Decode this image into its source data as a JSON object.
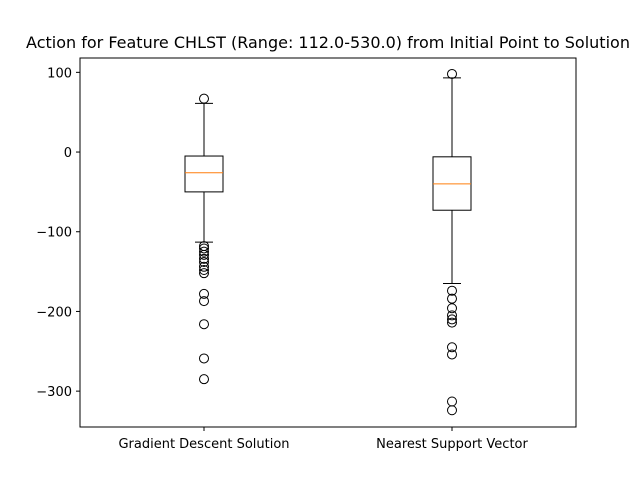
{
  "chart_data": {
    "type": "box",
    "title": "Action for Feature CHLST (Range: 112.0-530.0) from Initial Point to Solution",
    "xlabel": "",
    "ylabel": "",
    "ylim": [
      -345,
      118
    ],
    "yticks": [
      100,
      0,
      -100,
      -200,
      -300
    ],
    "ytick_labels": [
      "100",
      "0",
      "−100",
      "−200",
      "−300"
    ],
    "grid": false,
    "series": [
      {
        "name": "Gradient Descent Solution",
        "whisker_low": -113,
        "q1": -50,
        "median": -26,
        "q3": -5,
        "whisker_high": 61,
        "outliers": [
          67,
          -118,
          -121,
          -125,
          -129,
          -134,
          -138,
          -144,
          -148,
          -152,
          -178,
          -187,
          -216,
          -259,
          -285
        ]
      },
      {
        "name": "Nearest Support Vector",
        "whisker_low": -165,
        "q1": -73,
        "median": -40,
        "q3": -6,
        "whisker_high": 93,
        "outliers": [
          98,
          -174,
          -184,
          -196,
          -205,
          -210,
          -214,
          -245,
          -254,
          -313,
          -324
        ]
      }
    ],
    "colors": {
      "median": "#ff7f0e",
      "box": "#000000",
      "axes": "#000000"
    }
  }
}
##########
> [Brief] Leaving out the pictures, repeat the data above exactly.

> [Response for this exercise]
Decode this image into its source data as a JSON object.
{
  "chart_data": {
    "type": "box",
    "title": "Action for Feature CHLST (Range: 112.0-530.0) from Initial Point to Solution",
    "xlabel": "",
    "ylabel": "",
    "ylim": [
      -345,
      118
    ],
    "yticks": [
      100,
      0,
      -100,
      -200,
      -300
    ],
    "ytick_labels": [
      "100",
      "0",
      "−100",
      "−200",
      "−300"
    ],
    "grid": false,
    "series": [
      {
        "name": "Gradient Descent Solution",
        "whisker_low": -113,
        "q1": -50,
        "median": -26,
        "q3": -5,
        "whisker_high": 61,
        "outliers": [
          67,
          -118,
          -121,
          -125,
          -129,
          -134,
          -138,
          -144,
          -148,
          -152,
          -178,
          -187,
          -216,
          -259,
          -285
        ]
      },
      {
        "name": "Nearest Support Vector",
        "whisker_low": -165,
        "q1": -73,
        "median": -40,
        "q3": -6,
        "whisker_high": 93,
        "outliers": [
          98,
          -174,
          -184,
          -196,
          -205,
          -210,
          -214,
          -245,
          -254,
          -313,
          -324
        ]
      }
    ],
    "colors": {
      "median": "#ff7f0e",
      "box": "#000000",
      "axes": "#000000"
    }
  }
}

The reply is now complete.